_TASK_:
From the listing below, return each line that includes "Number".

-------

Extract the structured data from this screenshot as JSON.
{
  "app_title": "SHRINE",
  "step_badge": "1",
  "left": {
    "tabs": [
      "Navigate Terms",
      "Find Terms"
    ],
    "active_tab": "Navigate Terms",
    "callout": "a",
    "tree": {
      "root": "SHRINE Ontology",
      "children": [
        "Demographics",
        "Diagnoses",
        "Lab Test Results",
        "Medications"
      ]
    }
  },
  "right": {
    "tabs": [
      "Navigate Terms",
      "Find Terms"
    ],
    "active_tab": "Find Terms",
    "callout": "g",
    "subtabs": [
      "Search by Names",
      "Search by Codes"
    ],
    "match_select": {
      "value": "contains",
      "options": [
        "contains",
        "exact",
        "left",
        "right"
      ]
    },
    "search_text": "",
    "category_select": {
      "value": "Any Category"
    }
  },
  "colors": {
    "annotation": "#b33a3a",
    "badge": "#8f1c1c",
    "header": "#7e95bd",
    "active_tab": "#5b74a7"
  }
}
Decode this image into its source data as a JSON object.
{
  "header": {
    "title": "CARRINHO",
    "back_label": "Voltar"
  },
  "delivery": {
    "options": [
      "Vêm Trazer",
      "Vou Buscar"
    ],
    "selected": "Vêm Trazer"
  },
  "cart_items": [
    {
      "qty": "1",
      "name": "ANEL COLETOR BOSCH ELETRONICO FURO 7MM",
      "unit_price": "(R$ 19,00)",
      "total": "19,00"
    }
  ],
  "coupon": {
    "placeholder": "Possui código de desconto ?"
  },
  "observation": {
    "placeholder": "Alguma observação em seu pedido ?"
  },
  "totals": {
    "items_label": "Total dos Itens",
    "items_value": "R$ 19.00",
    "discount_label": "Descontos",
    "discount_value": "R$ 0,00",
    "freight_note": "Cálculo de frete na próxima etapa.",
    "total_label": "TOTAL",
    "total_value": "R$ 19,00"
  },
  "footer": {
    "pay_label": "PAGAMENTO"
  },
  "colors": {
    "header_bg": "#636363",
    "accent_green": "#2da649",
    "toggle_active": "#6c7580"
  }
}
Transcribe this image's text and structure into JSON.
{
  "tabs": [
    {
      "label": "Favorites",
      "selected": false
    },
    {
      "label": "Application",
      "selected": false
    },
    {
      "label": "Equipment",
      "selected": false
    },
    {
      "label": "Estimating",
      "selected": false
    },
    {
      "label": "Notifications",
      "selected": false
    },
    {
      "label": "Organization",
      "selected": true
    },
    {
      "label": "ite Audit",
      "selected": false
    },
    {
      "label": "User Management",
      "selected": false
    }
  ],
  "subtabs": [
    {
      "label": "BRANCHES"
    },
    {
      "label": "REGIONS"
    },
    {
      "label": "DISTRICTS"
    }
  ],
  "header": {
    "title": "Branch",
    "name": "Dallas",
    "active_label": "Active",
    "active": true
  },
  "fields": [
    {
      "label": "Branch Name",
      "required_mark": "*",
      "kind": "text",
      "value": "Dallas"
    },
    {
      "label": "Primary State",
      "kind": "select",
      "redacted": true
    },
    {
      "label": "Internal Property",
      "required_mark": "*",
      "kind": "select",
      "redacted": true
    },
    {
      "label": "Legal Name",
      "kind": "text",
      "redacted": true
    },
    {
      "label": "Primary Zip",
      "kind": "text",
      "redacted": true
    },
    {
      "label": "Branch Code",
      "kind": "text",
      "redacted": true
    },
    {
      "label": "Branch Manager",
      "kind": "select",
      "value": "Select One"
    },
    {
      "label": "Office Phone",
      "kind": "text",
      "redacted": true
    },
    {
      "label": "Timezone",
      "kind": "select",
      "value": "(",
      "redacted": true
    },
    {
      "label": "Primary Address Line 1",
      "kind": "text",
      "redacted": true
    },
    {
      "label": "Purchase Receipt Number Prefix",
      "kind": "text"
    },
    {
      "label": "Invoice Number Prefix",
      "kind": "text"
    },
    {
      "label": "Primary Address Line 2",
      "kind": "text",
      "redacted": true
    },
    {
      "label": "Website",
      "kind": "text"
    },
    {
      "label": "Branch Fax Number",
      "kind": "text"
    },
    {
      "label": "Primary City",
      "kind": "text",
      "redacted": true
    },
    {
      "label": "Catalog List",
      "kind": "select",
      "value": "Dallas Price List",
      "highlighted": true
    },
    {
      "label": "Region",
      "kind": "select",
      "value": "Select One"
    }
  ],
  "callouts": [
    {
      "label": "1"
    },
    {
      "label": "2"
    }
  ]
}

-------

_TASK RESULT_:
      "label": "Purchase Receipt Number Prefix",
      "label": "Invoice Number Prefix",
      "label": "Branch Fax Number",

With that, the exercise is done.